-- Begin Provided data --
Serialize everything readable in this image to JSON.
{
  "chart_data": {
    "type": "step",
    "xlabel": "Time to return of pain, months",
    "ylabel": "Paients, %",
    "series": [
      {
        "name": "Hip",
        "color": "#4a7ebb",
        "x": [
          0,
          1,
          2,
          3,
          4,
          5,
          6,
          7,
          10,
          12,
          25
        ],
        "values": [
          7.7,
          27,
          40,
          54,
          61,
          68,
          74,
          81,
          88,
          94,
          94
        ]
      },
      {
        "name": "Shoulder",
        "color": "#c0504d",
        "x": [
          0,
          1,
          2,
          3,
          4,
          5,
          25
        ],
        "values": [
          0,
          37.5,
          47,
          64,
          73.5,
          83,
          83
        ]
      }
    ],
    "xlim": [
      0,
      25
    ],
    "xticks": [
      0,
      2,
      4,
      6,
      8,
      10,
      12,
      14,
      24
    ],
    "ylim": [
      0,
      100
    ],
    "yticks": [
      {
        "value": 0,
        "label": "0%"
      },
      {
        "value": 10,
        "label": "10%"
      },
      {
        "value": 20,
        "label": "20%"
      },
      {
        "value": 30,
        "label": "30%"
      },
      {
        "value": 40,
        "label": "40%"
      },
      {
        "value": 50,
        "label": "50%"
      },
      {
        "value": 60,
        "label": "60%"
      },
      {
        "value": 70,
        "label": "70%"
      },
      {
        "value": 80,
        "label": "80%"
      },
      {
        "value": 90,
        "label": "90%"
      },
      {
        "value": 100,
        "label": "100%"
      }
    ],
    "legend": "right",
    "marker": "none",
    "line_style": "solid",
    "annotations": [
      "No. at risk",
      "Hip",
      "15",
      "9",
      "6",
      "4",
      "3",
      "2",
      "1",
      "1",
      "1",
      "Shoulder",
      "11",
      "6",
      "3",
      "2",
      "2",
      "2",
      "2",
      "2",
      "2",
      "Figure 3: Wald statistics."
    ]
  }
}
-- End Provided data --
Transcribe each entry precisely, missing none.

> [Response]
Serialize everything readable in this image to JSON.
{
  "chart_data": {
    "type": "step",
    "xlabel": "Time to return of pain, months",
    "ylabel": "Paients, %",
    "series": [
      {
        "name": "Hip",
        "color": "#4a7ebb",
        "x": [
          0,
          1,
          2,
          3,
          4,
          5,
          6,
          7,
          10,
          12,
          25
        ],
        "values": [
          7.7,
          27,
          40,
          54,
          61,
          68,
          74,
          81,
          88,
          94,
          94
        ]
      },
      {
        "name": "Shoulder",
        "color": "#c0504d",
        "x": [
          0,
          1,
          2,
          3,
          4,
          5,
          25
        ],
        "values": [
          0,
          37.5,
          47,
          64,
          73.5,
          83,
          83
        ]
      }
    ],
    "xlim": [
      0,
      25
    ],
    "xticks": [
      0,
      2,
      4,
      6,
      8,
      10,
      12,
      14,
      24
    ],
    "ylim": [
      0,
      100
    ],
    "yticks": [
      {
        "value": 0,
        "label": "0%"
      },
      {
        "value": 10,
        "label": "10%"
      },
      {
        "value": 20,
        "label": "20%"
      },
      {
        "value": 30,
        "label": "30%"
      },
      {
        "value": 40,
        "label": "40%"
      },
      {
        "value": 50,
        "label": "50%"
      },
      {
        "value": 60,
        "label": "60%"
      },
      {
        "value": 70,
        "label": "70%"
      },
      {
        "value": 80,
        "label": "80%"
      },
      {
        "value": 90,
        "label": "90%"
      },
      {
        "value": 100,
        "label": "100%"
      }
    ],
    "legend": "right",
    "marker": "none",
    "line_style": "solid",
    "annotations": [
      "No. at risk",
      "Hip",
      "15",
      "9",
      "6",
      "4",
      "3",
      "2",
      "1",
      "1",
      "1",
      "Shoulder",
      "11",
      "6",
      "3",
      "2",
      "2",
      "2",
      "2",
      "2",
      "2",
      "Figure 3: Wald statistics."
    ]
  }
}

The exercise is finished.